Task instructions: Copy each line that contains the string "Mutex".

Entries provided:

==================================================

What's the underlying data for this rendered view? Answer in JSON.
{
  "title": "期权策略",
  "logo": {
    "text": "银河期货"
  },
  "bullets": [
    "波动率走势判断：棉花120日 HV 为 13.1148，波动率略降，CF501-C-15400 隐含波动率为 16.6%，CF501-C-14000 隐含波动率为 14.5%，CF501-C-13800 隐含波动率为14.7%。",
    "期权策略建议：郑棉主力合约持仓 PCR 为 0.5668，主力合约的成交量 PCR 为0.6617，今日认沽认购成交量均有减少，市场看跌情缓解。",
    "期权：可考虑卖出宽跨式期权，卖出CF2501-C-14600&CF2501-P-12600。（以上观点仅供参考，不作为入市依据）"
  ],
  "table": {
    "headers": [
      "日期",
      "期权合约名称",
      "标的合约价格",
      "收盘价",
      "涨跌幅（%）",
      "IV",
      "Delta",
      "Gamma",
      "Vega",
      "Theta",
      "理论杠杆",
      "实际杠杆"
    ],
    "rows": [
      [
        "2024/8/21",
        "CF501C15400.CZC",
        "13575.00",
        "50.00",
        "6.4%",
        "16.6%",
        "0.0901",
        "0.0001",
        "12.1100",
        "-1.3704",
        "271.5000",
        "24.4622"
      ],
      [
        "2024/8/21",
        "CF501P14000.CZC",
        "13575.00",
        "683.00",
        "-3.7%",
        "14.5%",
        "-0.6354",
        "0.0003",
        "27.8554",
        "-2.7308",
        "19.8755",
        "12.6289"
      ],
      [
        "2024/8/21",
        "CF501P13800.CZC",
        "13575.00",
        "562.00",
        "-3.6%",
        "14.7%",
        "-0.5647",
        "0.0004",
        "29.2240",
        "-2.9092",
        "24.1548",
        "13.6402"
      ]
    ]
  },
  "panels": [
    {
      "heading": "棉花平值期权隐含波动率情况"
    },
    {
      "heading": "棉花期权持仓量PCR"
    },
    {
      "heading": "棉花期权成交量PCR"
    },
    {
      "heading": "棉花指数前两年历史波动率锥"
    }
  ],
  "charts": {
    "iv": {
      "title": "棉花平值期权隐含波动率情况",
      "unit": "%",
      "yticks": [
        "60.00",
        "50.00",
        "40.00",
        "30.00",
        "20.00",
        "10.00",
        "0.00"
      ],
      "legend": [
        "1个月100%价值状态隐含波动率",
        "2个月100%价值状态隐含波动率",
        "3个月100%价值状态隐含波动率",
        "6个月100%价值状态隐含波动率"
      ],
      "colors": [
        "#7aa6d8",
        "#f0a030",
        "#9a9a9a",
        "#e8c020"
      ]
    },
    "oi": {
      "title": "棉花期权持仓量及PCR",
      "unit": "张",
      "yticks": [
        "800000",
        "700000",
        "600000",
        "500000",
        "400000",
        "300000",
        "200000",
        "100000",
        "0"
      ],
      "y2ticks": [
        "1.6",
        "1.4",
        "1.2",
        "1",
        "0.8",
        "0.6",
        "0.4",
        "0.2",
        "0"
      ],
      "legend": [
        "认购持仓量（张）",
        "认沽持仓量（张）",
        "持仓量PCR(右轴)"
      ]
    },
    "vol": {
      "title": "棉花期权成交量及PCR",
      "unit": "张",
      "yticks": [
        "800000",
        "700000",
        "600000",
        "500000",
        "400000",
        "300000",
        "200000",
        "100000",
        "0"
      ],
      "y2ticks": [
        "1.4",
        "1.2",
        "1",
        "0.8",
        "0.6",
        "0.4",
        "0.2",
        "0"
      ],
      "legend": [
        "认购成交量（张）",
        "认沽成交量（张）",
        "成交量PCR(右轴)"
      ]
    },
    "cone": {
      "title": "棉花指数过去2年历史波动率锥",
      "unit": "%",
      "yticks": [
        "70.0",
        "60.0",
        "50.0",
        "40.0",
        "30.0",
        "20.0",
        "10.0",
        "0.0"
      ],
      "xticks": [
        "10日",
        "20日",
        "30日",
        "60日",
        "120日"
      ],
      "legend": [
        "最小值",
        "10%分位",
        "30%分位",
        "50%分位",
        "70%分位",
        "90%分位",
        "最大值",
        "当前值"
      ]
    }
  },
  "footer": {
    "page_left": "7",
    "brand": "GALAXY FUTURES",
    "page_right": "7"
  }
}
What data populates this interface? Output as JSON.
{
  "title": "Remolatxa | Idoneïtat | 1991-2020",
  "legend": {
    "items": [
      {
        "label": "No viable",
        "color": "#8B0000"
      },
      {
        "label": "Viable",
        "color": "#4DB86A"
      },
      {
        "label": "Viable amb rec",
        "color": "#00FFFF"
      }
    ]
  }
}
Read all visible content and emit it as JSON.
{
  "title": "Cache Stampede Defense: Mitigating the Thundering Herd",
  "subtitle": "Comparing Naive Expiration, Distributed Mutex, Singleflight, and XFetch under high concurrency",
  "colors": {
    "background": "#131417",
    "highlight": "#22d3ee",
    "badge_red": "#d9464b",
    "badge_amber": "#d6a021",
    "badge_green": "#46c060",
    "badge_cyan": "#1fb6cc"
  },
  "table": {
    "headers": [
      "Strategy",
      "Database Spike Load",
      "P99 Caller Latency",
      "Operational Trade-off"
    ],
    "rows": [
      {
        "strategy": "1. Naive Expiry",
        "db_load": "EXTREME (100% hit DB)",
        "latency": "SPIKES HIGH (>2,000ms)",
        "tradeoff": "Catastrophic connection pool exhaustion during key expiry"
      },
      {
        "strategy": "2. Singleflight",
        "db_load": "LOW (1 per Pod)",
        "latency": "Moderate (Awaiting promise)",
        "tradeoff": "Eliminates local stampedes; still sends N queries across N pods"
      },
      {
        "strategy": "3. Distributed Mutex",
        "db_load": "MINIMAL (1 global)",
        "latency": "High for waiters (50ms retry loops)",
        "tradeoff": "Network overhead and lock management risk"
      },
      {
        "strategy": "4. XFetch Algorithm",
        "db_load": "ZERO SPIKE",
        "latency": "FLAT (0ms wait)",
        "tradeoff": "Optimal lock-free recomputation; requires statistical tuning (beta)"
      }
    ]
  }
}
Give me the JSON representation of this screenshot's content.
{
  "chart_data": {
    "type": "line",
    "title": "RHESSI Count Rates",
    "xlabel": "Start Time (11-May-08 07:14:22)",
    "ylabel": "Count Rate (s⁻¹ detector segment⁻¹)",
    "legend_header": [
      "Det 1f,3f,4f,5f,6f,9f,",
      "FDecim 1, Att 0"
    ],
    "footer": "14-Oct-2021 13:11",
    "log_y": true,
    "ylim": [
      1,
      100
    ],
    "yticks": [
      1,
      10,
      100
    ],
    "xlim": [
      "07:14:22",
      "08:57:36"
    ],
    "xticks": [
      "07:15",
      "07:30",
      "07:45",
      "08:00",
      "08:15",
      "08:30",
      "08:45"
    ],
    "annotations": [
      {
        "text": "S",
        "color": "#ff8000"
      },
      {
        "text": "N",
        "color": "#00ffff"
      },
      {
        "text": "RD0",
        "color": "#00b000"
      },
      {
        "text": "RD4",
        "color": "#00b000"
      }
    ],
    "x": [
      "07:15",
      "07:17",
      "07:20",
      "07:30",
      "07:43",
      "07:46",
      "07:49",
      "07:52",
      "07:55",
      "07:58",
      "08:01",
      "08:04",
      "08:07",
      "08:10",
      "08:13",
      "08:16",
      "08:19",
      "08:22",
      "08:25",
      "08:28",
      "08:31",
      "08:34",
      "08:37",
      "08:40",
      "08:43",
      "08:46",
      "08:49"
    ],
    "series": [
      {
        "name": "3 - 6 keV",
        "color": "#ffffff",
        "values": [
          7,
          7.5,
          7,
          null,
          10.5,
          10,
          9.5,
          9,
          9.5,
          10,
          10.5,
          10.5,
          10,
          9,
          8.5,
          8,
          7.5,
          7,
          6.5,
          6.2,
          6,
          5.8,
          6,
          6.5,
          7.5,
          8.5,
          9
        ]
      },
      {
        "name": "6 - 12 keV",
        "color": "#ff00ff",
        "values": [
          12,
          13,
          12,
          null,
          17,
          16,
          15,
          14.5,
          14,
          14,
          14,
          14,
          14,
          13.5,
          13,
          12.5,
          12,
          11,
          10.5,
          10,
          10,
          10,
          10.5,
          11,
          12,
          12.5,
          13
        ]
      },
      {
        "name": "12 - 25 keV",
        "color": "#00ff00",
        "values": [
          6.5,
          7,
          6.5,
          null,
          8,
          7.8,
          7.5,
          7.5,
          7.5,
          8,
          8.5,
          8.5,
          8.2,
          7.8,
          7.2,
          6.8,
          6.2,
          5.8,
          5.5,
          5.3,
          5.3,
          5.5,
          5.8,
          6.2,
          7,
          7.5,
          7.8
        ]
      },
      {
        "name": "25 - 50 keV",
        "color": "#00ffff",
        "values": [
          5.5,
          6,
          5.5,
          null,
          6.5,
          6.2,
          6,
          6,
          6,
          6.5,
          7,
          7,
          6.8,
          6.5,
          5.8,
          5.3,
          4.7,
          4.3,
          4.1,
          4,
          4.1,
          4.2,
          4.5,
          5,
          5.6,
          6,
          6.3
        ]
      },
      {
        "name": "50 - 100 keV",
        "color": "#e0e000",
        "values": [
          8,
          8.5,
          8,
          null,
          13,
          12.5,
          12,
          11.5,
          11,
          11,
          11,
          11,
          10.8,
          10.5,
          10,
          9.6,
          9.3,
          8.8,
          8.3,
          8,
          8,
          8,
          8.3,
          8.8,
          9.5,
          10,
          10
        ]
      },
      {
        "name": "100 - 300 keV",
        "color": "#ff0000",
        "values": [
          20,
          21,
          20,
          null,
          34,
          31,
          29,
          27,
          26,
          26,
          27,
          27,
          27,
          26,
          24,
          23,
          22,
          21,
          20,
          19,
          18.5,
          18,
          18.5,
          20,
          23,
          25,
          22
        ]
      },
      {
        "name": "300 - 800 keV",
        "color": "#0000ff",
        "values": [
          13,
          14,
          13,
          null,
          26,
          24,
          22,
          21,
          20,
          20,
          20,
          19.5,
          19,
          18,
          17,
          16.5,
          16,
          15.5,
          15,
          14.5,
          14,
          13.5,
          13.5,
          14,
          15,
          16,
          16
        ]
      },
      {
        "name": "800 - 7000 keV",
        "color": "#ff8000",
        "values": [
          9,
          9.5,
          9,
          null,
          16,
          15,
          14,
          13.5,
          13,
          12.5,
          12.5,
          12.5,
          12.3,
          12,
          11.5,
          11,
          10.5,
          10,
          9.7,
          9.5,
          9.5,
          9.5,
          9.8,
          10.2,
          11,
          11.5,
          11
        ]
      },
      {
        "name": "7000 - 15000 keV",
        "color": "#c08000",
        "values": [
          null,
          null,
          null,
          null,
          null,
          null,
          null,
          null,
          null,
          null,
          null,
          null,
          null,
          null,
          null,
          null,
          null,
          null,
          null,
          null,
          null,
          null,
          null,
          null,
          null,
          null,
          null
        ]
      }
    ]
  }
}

==================================================

Output for this task:
  "subtitle": "Comparing Naive Expiration, Distributed Mutex, Singleflight, and XFetch under high concurrency",
        "strategy": "3. Distributed Mutex",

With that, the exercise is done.